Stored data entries
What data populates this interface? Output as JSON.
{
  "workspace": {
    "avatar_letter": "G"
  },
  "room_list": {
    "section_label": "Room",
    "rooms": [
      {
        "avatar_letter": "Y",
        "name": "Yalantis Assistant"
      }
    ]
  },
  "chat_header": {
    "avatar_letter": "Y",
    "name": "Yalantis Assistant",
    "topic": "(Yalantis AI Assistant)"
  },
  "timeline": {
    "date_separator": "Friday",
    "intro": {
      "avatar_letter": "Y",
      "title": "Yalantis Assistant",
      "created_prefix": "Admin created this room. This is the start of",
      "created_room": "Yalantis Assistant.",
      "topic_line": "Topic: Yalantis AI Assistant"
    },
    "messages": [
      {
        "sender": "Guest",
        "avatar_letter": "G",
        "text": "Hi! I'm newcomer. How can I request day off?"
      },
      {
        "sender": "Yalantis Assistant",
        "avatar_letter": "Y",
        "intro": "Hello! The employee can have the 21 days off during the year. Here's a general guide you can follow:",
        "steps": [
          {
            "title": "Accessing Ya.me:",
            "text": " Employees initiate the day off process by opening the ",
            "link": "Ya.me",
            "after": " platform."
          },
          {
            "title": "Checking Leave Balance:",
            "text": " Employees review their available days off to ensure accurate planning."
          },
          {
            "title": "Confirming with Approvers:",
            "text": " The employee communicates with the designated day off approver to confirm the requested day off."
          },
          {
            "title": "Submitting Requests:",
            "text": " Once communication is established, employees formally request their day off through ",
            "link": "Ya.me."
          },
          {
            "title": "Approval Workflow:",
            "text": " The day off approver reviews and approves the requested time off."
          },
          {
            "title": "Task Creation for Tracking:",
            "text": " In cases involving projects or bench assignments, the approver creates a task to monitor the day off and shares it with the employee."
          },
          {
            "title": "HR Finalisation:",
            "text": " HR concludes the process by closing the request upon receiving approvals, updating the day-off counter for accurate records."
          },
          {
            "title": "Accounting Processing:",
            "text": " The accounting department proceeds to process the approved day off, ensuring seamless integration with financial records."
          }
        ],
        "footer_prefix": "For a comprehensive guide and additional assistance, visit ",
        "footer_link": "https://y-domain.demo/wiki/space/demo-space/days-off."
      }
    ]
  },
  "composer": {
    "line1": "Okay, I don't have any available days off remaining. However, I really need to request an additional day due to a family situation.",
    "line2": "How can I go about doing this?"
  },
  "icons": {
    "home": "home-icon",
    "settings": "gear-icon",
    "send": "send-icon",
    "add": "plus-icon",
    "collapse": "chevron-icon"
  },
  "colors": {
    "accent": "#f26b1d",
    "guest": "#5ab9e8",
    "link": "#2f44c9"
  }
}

Given instruction —
Extract the complete data, matching each line exactly.

Response to the task —
What data populates this interface? Output as JSON.
{
  "workspace": {
    "avatar_letter": "G"
  },
  "room_list": {
    "section_label": "Room",
    "rooms": [
      {
        "avatar_letter": "Y",
        "name": "Yalantis Assistant"
      }
    ]
  },
  "chat_header": {
    "avatar_letter": "Y",
    "name": "Yalantis Assistant",
    "topic": "(Yalantis AI Assistant)"
  },
  "timeline": {
    "date_separator": "Friday",
    "intro": {
      "avatar_letter": "Y",
      "title": "Yalantis Assistant",
      "created_prefix": "Admin created this room. This is the start of",
      "created_room": "Yalantis Assistant.",
      "topic_line": "Topic: Yalantis AI Assistant"
    },
    "messages": [
      {
        "sender": "Guest",
        "avatar_letter": "G",
        "text": "Hi! I'm newcomer. How can I request day off?"
      },
      {
        "sender": "Yalantis Assistant",
        "avatar_letter": "Y",
        "intro": "Hello! The employee can have the 21 days off during the year. Here's a general guide you can follow:",
        "steps": [
          {
            "title": "Accessing Ya.me:",
            "text": " Employees initiate the day off process by opening the ",
            "link": "Ya.me",
            "after": " platform."
          },
          {
            "title": "Checking Leave Balance:",
            "text": " Employees review their available days off to ensure accurate planning."
          },
          {
            "title": "Confirming with Approvers:",
            "text": " The employee communicates with the designated day off approver to confirm the requested day off."
          },
          {
            "title": "Submitting Requests:",
            "text": " Once communication is established, employees formally request their day off through ",
            "link": "Ya.me."
          },
          {
            "title": "Approval Workflow:",
            "text": " The day off approver reviews and approves the requested time off."
          },
          {
            "title": "Task Creation for Tracking:",
            "text": " In cases involving projects or bench assignments, the approver creates a task to monitor the day off and shares it with the employee."
          },
          {
            "title": "HR Finalisation:",
            "text": " HR concludes the process by closing the request upon receiving approvals, updating the day-off counter for accurate records."
          },
          {
            "title": "Accounting Processing:",
            "text": " The accounting department proceeds to process the approved day off, ensuring seamless integration with financial records."
          }
        ],
        "footer_prefix": "For a comprehensive guide and additional assistance, visit ",
        "footer_link": "https://y-domain.demo/wiki/space/demo-space/days-off."
      }
    ]
  },
  "composer": {
    "line1": "Okay, I don't have any available days off remaining. However, I really need to request an additional day due to a family situation.",
    "line2": "How can I go about doing this?"
  },
  "icons": {
    "home": "home-icon",
    "settings": "gear-icon",
    "send": "send-icon",
    "add": "plus-icon",
    "collapse": "chevron-icon"
  },
  "colors": {
    "accent": "#f26b1d",
    "guest": "#5ab9e8",
    "link": "#2f44c9"
  }
}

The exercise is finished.